> _Stated goal_
Where a line holds "caption", copy it.

> _Record set_
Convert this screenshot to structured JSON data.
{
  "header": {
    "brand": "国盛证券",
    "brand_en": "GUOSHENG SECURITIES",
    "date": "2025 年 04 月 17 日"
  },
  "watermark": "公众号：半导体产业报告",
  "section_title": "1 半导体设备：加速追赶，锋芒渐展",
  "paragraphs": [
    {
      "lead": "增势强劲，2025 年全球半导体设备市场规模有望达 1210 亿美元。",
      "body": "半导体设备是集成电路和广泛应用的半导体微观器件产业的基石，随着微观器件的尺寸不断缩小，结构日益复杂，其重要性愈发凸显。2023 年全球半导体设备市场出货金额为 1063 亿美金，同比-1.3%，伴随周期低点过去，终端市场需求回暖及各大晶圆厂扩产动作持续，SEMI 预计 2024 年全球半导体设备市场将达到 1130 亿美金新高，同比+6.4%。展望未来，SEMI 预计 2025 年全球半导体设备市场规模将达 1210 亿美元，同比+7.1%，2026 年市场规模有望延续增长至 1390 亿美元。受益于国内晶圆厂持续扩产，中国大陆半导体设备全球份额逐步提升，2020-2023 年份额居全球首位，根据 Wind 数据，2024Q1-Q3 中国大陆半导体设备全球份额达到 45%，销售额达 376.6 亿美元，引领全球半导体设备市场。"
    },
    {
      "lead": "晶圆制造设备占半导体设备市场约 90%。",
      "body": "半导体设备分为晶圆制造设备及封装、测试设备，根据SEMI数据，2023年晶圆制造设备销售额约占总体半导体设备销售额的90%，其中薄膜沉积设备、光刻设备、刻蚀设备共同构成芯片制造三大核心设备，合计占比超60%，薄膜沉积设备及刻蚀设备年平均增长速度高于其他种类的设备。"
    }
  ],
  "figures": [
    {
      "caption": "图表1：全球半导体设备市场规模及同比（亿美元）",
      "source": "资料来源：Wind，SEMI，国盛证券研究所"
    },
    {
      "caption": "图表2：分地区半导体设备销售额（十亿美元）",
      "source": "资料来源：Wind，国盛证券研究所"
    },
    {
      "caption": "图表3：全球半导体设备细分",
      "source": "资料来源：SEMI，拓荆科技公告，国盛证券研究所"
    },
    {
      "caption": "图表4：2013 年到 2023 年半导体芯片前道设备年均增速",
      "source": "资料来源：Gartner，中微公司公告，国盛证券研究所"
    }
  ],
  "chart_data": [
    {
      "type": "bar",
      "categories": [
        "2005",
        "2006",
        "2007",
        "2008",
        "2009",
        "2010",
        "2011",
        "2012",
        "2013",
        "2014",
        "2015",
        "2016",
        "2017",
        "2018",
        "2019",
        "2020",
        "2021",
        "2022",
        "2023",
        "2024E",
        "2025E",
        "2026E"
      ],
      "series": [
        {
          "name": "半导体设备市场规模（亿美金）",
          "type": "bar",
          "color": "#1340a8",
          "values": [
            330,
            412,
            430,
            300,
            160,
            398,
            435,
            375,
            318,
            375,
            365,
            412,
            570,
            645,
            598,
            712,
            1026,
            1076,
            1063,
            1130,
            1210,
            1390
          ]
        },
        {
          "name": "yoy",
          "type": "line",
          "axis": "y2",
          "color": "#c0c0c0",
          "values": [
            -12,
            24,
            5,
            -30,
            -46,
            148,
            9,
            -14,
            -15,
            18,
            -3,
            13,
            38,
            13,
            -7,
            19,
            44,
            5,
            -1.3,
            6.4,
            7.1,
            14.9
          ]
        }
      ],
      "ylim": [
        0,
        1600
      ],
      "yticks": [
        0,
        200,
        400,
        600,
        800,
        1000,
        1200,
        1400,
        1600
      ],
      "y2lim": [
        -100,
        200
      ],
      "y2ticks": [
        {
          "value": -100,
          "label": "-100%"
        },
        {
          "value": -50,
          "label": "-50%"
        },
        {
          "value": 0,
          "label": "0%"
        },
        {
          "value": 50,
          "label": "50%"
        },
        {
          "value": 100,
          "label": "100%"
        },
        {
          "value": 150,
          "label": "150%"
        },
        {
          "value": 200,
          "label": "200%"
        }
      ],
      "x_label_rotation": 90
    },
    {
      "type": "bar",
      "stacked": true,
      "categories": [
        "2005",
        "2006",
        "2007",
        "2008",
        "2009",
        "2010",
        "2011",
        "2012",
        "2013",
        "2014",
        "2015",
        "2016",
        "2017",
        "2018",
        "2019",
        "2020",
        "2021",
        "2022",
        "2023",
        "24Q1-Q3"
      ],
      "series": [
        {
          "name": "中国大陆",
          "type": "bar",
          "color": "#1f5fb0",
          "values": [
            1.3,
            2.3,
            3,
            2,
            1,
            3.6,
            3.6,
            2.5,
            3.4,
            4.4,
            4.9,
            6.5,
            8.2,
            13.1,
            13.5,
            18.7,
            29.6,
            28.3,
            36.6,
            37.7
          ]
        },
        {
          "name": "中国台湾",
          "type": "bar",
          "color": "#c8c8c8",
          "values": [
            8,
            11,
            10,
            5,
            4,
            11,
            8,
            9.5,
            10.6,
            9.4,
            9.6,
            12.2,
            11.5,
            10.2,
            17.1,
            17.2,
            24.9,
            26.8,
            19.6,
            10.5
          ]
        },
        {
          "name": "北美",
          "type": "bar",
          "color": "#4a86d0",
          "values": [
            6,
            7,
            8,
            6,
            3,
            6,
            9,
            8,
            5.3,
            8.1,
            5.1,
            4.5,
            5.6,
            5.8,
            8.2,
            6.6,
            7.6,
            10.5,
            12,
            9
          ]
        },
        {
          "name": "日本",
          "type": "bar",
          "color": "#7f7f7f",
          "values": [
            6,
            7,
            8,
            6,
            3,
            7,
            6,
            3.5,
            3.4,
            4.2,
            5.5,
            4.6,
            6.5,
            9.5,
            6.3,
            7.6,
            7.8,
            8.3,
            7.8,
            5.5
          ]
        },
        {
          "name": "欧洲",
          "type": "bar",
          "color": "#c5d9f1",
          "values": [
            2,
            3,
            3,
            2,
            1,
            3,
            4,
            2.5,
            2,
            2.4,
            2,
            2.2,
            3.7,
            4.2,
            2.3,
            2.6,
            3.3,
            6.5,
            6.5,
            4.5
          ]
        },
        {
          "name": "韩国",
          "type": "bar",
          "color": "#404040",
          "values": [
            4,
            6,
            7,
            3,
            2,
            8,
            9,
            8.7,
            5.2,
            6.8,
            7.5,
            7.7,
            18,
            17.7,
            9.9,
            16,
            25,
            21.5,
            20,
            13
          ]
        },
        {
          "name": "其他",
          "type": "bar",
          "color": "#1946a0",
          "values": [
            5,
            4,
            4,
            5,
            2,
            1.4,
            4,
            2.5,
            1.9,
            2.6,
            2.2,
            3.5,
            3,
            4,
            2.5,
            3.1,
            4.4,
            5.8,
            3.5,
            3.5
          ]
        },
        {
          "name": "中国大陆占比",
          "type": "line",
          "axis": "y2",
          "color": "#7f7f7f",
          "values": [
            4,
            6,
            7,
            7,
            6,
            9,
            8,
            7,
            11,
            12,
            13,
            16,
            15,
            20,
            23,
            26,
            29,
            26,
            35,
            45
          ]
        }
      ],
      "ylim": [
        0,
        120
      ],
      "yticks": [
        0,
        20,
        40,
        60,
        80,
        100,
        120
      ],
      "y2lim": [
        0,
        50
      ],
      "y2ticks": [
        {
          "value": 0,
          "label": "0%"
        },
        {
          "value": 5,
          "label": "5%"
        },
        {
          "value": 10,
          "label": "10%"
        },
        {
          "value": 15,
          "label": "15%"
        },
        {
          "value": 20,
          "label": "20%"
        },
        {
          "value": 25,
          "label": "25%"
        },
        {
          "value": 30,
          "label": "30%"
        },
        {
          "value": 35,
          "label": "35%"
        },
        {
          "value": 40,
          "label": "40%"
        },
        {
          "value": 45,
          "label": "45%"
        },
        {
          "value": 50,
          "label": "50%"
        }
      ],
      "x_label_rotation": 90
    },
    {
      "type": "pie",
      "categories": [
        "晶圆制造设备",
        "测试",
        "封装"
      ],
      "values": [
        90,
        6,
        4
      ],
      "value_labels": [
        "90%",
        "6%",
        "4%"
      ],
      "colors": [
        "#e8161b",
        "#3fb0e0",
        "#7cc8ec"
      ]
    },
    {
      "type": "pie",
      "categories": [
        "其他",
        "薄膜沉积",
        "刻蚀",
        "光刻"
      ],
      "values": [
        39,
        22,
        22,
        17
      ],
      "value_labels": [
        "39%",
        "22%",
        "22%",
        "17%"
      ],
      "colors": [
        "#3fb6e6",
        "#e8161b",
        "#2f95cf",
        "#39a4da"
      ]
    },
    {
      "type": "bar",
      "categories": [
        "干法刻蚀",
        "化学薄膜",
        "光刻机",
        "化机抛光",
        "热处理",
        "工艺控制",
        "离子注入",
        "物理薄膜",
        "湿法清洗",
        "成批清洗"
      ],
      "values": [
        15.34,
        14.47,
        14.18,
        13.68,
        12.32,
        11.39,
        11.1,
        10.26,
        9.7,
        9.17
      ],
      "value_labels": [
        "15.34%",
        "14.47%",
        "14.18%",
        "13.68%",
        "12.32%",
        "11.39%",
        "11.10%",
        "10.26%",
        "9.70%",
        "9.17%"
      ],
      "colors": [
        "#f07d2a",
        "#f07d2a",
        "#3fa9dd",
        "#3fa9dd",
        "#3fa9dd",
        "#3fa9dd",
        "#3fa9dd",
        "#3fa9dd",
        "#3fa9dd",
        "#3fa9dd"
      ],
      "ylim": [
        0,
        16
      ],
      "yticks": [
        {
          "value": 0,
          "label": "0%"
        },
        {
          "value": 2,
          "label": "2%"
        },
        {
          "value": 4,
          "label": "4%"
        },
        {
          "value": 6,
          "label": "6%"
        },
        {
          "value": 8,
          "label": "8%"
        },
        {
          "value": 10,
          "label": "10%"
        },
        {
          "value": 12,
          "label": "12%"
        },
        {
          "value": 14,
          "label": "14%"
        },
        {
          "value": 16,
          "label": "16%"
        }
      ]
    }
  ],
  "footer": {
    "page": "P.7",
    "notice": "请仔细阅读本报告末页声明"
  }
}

> _Answer in full_
      "caption": "图表1：全球半导体设备市场规模及同比（亿美元）",
      "caption": "图表2：分地区半导体设备销售额（十亿美元）",
      "caption": "图表3：全球半导体设备细分",
      "caption": "图表4：2013 年到 2023 年半导体芯片前道设备年均增速",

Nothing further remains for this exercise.